### Kutipan Teks:
════════════════

Hal itu menunjukkan bahwa rumusan RUU Cipta kerja tak relevan dengan permasalahan investasi di Indonesia. Laporan Bank Dunia, kata Hinca, yang berjudul Indonesia Economic Prospects: The Long Road to Recovery pada Juli 2020 menyatakan RUU Cipta Kerja justru berpotensi merugikan perekonomian Indonesia. “Termasuk dari sisi ketenagakerjaan dan lingkungan,” kata Hinca.
2. RUU Cipta Kerja membahas beberapa perubahan UU sekaligus.
Karena cakupannya yang luas, pembahasan RUU Cipta Kerja, kata Hinca, perlu dicermati secara hati-hati dan mendalam, terutama terkait hal yang fundamental menyangkut kepentingan masyarakat. Terlebih, lanjut dia, masyarakat kini sangat membutuhkan keberpihakan dari negara dan pemerintah dalam menghadapi pandemi Covid-19.
Menurut Hinca, bukannya menghasilkan aturan yang komprehensif, pembahasan yang terburu-buru justru dapat menghasilkan aturan yang serampangan, tumpang tindih, dan melawan logika akal sehat masyarakat. “Tidak bijak jika kita memaksakan proses perumusan aturan perundang-undangan yang sedemikian kompleks ini secara terburu-buru,” ucap dia.

════════════════

### Data yang Disediakan:
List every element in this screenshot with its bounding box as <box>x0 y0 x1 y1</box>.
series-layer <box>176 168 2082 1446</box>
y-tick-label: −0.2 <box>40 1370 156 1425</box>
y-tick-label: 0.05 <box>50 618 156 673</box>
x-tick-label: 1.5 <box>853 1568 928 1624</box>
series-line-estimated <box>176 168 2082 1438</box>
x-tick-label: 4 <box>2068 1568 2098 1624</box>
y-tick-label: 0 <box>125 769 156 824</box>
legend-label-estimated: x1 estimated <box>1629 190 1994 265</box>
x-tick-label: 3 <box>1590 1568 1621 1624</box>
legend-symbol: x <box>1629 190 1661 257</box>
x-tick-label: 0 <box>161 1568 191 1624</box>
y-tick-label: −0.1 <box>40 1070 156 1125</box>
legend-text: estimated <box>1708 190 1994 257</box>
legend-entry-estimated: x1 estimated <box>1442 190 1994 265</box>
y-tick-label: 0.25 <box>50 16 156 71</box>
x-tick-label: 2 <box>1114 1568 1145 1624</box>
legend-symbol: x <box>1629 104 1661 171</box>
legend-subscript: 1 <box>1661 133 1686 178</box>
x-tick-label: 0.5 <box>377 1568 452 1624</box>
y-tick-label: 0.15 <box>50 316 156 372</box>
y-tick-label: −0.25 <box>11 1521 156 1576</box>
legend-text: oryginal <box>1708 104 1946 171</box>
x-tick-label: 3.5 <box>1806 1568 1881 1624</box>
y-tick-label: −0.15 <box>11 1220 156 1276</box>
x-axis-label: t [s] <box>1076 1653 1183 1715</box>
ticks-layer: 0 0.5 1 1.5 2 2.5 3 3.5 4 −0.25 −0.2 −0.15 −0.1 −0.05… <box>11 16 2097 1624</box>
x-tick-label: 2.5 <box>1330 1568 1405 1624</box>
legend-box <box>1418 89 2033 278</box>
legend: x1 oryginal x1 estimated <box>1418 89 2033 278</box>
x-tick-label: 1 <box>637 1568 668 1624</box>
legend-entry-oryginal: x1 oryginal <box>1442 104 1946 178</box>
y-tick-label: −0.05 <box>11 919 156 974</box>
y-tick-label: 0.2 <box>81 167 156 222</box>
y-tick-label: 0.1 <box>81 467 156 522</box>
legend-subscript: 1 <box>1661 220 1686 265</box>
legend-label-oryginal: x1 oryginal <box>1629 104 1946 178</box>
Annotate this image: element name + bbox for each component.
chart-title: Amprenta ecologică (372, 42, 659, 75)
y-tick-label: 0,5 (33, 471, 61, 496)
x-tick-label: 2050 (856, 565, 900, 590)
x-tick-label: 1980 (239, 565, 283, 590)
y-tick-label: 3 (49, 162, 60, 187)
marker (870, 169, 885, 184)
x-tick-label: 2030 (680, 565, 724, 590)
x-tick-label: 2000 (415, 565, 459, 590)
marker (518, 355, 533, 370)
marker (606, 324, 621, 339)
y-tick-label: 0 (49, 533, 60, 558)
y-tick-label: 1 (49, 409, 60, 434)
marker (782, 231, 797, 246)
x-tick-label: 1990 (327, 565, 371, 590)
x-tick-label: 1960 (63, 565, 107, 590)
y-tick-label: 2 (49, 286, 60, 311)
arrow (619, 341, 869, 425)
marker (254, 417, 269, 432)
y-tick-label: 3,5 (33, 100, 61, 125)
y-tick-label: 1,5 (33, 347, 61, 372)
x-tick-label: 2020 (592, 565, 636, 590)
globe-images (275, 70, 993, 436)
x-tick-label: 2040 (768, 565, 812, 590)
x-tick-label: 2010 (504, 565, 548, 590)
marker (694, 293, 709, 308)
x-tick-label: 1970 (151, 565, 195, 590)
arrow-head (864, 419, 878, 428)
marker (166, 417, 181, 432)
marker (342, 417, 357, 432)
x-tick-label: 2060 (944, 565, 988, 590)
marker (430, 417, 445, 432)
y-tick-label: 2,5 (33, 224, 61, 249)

════════════════

### Petunjuk:
a: Jawablah pertanyaan berikut berdasarkan kutipan tentang RUU Cipta Kerja.
(i) Apa judul laporan Bank Dunia yang dikutip oleh Hinca?
(ii) Menurut Hinca, mengapa pembahasan RUU Cipta Kerja perlu dicermati secara hati-hati dan mendalam?
(iii) Aturan seperti apa yang dapat dihasilkan oleh pembahasan yang terburu-buru?
b: Sambunglah kutipan tentang RUU Cipta Kerja mulai setelah kalimat terakhirnya.
Baris-baris di atas merupakan bahan tersendiri yang terpisah dari kutipan tentang RUU Cipta Kerja.

### Jawaban Latihan:
a:
(i) Indonesia Economic Prospects: The Long Road to Recovery.
(ii) Karena cakupannya yang luas.
(iii) Aturan yang serampangan, tumpang tindih, dan melawan logika akal sehat masyarakat.

b:
3. Kepentingan pekerja tak boleh diabaikan
RUU Cipta kerja di satu sisi, kata Hinca, dapat mendorong investasi dan menggerakkan perekonomian nasional. Namun, di sisi lain, hak dan kepentingan pekerja menurut Hinca tak boleh diabaikan. Ia mengatakan bahwa RUU Cipta kerja berpotensi mengesampingkan hak dan kepentingan kaum pekerja.
Padahal, Hinca mengatakan masyarakat menghendaki hadirnya UU di bidang investasi dan ekonomi yang dapat memastikan kebaikan dan keuntungan yang mencerminkan keadilan, baik dunia usaha maupun kaum pekerja. Kaum penganggur, kata dia, juga diharapkan memiliki peluang untuk mendapatkan pekerjaan.
Namun, menurut Hinca, sejumlah pemangkasan aturan perizinan, penanaman modal, ketenagakerjaan, dan lain-lain yang diatasnamakan reformasi birokrasi dan peningkatan tata kelola pemerintahan justru berpotensi menjadi hambatan hadirnya pertumbuhan ekonomi yang berkeadilan.
4.RUU Cipta Kerja mencerminkan bergesernya semangat pancasila
Munculnya RUU Cipta Kerja menurut Hinca justru menggeser semangat sila keadilan sosial pada Pancasila ke arah ekonomi yang cenderung kapitalis dan neo-liberalis. Negara, kata dia, wajib menghadirkan relasi antara pengusaha, pekerja, dan pemerintah yang harmonis untuk menciptakan pertumbuhan ekonomi yang berkeadilan sesuai amanah para pendiri bangsa.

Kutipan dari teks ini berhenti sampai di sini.